• Work to complete
Wherever a line in the data below holds "color", copy that line.

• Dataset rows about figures
# # # #

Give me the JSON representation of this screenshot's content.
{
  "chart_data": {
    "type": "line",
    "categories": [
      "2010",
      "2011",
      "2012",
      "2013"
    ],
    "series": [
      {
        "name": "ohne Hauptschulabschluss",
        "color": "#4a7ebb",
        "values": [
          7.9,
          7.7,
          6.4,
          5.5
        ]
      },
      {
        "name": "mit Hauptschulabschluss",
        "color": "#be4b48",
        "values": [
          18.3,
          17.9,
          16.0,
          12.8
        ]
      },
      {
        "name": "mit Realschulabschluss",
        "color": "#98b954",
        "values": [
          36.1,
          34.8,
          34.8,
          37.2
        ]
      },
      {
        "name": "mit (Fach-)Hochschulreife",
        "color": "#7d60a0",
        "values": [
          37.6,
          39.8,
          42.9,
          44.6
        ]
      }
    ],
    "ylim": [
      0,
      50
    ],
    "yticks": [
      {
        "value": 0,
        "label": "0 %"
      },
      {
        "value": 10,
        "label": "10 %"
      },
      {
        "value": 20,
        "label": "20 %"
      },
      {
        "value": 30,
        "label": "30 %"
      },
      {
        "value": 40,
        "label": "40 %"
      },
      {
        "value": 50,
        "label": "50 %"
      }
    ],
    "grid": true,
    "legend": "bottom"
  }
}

# # # #

• Task result
        "color": "#4a7ebb",
        "color": "#be4b48",
        "color": "#98b954",
        "color": "#7d60a0",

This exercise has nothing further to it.